-- START Material supplied --
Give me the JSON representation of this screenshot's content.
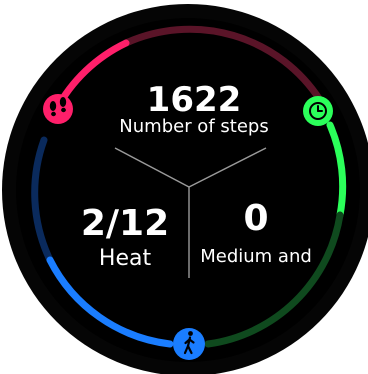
{
  "watch_face": {
    "background_color": "#000000",
    "bezel_color": "#0a0a0a",
    "ring_segments": [
      {
        "name": "steps",
        "color": "#ff1f6a",
        "dim_color": "#5a1428",
        "progress": 0.32
      },
      {
        "name": "exercise",
        "color": "#2bff5a",
        "dim_color": "#0f4a1e",
        "progress": 0.35
      },
      {
        "name": "activity",
        "color": "#1a7dff",
        "dim_color": "#0a2a5c",
        "progress": 0.55
      }
    ],
    "divider_color": "#9a9a9a"
  },
  "steps": {
    "value": "1622",
    "label": "Number of steps",
    "icon": "footprints-icon"
  },
  "heat": {
    "value": "2/12",
    "label": "Heat"
  },
  "intensity": {
    "value": "0",
    "label": "Medium and",
    "icon": "clock-icon"
  },
  "activity": {
    "icon": "walking-person-icon"
  }
}
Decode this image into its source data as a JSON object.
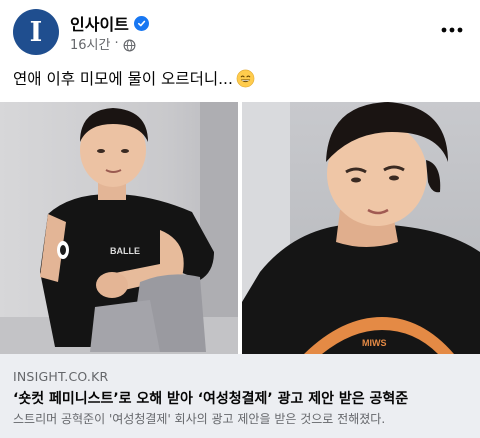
{
  "post": {
    "page_name": "인사이트",
    "avatar_letter": "I",
    "timestamp": "16시간",
    "separator": "·",
    "audience_icon": "globe-icon",
    "verified_icon": "verified-badge-icon",
    "more_icon": "more-dots-icon",
    "text": "연애 이후 미모에 물이 오르더니...",
    "emoji": "grinning-face-emoji"
  },
  "media": {
    "photos": [
      {
        "name": "photo-sitting",
        "shirt_text": "BALLE"
      },
      {
        "name": "photo-closeup",
        "shirt_text": "MIWS"
      }
    ]
  },
  "link_card": {
    "domain": "INSIGHT.CO.KR",
    "title": "‘숏컷 페미니스트’로 오해 받아 ‘여성청결제’ 광고 제안 받은 공혁준",
    "description": "스트리머 공혁준이 '여성청결제' 회사의 광고 제안을 받은 것으로 전해졌다."
  },
  "colors": {
    "brand_avatar": "#1f4e8f",
    "verified": "#1877f2",
    "secondary_text": "#65676b",
    "card_background": "#eceef2"
  }
}
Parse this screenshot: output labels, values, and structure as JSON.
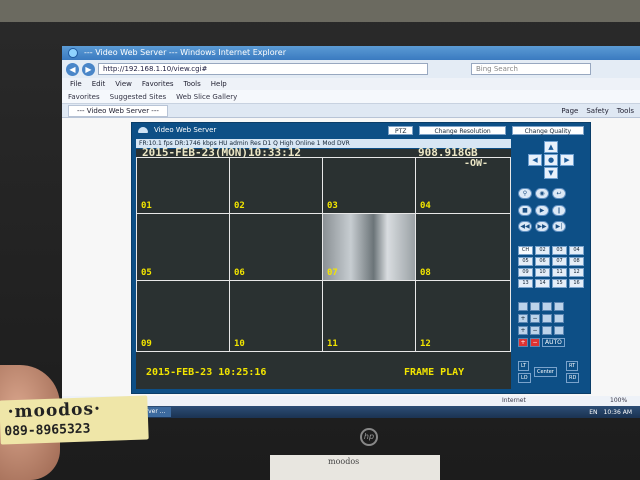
{
  "browser": {
    "title": "--- Video Web Server --- Windows Internet Explorer",
    "url": "http://192.168.1.10/view.cgi#",
    "search_placeholder": "Bing Search",
    "menu": [
      "File",
      "Edit",
      "View",
      "Favorites",
      "Tools",
      "Help"
    ],
    "favorites": [
      "Favorites",
      "Suggested Sites",
      "Web Slice Gallery"
    ],
    "tab_title": "--- Video Web Server ---",
    "tools": [
      "Page",
      "Safety",
      "Tools"
    ],
    "status_zone": "Internet",
    "zoom": "100%"
  },
  "dvr": {
    "header_title": "Video Web Server",
    "header_button_ptz": "PTZ",
    "change_resolution_label": "Change Resolution",
    "change_quality_label": "Change Quality",
    "status_line": "FR:10.1 fps  DR:1746 kbps  HU  admin  Res  D1  Q  High  Online  1 Mod  DVR",
    "osd_datetime": "2015-FEB-23(MON)10:33:12",
    "osd_disk": "908.918GB",
    "osd_mode": "-OW-",
    "osd_footer_datetime": "2015-FEB-23 10:25:16",
    "osd_footer_mode": "FRAME PLAY",
    "channels": [
      "01",
      "02",
      "03",
      "04",
      "05",
      "06",
      "07",
      "08",
      "09",
      "10",
      "11",
      "12"
    ],
    "channel_buttons": [
      "CH",
      "02",
      "03",
      "04",
      "05",
      "06",
      "07",
      "08",
      "09",
      "10",
      "11",
      "12",
      "13",
      "14",
      "15",
      "16"
    ],
    "auto_label": "AUTO",
    "ptz_labels": {
      "lt": "LT",
      "rt": "RT",
      "lo": "LO",
      "center": "Center",
      "rd": "RD"
    }
  },
  "taskbar": {
    "item": "--- Video Web Server ...",
    "lang": "EN",
    "time": "10:36 AM"
  },
  "monitor": {
    "brand": "hp"
  },
  "sticker": {
    "line1": "·moodos·",
    "line2": "089-8965323"
  },
  "stand_text": "moodos"
}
-- END Material supplied --
_What is expected:_ Among the entries above, how many lines include the word "screenshot"? Reply with the number only.

_Solution for this exercise:_ 2